> **Given task**:
Count how many lines of the data below contain the string "glyph"; the reply should be that number alone.
□ □ □
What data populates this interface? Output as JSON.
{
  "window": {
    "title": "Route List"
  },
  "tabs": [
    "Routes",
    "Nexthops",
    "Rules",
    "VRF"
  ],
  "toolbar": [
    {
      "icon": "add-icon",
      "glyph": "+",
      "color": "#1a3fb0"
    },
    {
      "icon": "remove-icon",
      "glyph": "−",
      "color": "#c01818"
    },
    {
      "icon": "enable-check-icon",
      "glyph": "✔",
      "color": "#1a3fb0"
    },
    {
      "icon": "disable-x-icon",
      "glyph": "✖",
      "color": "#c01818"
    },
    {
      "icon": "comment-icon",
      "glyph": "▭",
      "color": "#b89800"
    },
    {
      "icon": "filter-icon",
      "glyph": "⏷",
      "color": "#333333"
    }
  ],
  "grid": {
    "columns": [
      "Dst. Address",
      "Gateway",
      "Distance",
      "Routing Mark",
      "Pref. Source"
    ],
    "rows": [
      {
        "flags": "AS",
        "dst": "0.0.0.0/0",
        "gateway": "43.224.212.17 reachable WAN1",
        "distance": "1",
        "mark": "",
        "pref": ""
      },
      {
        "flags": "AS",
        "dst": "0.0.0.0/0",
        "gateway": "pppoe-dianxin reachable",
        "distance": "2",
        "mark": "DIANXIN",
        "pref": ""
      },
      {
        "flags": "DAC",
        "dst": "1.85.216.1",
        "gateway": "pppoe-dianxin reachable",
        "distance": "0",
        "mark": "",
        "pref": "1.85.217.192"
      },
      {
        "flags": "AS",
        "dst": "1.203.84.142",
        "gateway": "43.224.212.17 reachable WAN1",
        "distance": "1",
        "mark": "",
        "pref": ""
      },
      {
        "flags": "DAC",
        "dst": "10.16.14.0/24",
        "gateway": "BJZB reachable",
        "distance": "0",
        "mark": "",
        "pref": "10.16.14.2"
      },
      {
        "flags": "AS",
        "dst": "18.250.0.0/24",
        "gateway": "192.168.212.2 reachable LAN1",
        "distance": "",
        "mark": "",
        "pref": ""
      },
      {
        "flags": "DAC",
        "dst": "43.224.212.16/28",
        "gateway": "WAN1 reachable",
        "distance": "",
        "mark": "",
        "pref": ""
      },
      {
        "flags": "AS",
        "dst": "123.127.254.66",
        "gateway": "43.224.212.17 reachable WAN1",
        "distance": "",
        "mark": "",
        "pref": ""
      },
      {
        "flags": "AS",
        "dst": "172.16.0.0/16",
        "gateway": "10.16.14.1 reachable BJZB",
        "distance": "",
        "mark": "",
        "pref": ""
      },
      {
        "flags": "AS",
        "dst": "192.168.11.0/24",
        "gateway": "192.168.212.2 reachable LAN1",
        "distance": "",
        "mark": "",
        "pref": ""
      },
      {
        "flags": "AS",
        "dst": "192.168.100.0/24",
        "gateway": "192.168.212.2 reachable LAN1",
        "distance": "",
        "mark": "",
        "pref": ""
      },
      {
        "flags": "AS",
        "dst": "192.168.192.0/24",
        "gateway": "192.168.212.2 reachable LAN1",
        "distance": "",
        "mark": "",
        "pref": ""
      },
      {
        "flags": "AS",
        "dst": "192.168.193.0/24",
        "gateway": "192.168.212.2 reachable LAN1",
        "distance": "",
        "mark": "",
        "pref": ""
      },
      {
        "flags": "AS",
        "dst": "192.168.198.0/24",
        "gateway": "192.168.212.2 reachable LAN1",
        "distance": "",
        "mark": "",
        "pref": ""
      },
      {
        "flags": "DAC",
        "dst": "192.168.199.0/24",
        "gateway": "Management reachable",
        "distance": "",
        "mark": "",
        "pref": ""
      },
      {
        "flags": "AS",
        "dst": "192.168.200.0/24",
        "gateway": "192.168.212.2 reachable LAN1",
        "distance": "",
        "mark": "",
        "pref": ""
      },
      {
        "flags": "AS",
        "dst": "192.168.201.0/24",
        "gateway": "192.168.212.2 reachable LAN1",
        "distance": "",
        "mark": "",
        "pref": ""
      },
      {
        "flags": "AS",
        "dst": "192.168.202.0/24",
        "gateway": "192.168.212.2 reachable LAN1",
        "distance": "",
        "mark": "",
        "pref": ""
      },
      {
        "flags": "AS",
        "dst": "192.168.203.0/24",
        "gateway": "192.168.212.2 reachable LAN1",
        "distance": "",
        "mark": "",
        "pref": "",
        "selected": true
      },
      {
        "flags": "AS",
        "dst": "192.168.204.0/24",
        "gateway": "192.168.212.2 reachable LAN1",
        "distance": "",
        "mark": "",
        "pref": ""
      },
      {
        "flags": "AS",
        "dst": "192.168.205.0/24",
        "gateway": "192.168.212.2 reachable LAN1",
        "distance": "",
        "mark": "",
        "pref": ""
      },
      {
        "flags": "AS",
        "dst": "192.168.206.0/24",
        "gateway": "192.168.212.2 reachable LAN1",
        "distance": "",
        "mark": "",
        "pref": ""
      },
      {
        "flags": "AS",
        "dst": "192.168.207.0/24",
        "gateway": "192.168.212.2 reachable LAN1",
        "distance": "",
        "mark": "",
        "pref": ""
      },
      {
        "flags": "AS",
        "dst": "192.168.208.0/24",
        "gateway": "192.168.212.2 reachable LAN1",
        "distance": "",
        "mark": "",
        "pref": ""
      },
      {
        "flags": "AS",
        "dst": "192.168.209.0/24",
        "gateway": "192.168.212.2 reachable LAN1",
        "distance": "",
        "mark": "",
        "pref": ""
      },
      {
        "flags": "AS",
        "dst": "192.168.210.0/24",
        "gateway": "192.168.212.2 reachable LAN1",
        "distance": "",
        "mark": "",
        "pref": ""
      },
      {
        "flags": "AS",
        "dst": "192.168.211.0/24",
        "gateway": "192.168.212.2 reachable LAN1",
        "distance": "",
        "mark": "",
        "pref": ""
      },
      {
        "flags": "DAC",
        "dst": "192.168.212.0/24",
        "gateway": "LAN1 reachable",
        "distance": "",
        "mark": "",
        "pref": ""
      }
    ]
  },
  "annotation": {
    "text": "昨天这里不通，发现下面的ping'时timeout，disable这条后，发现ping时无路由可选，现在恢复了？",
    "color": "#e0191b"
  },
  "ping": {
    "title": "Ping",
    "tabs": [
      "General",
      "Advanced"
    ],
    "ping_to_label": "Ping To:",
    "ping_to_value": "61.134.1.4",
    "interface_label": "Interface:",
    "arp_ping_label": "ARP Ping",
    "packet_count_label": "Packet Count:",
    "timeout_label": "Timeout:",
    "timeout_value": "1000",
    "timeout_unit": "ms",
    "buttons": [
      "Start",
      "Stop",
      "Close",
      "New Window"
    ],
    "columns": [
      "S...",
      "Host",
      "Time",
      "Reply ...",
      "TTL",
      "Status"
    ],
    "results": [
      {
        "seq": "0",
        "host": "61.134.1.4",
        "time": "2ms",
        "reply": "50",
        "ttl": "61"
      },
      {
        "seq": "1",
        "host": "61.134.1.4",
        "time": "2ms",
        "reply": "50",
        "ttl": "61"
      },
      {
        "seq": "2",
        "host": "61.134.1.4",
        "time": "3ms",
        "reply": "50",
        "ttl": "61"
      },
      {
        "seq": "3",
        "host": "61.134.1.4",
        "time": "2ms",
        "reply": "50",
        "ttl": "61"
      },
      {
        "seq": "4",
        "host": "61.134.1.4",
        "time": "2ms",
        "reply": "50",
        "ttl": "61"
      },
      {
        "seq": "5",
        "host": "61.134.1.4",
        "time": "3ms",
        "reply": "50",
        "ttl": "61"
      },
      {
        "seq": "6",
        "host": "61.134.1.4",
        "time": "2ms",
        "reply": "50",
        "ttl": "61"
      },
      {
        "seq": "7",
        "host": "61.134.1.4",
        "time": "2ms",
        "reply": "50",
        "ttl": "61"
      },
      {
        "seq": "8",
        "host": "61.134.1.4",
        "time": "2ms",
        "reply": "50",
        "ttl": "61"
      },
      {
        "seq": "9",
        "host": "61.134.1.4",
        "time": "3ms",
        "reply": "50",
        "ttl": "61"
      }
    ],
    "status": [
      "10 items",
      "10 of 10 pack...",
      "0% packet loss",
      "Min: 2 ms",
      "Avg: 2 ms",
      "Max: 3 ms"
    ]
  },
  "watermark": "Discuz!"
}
□ □ □
> **Task response**:
6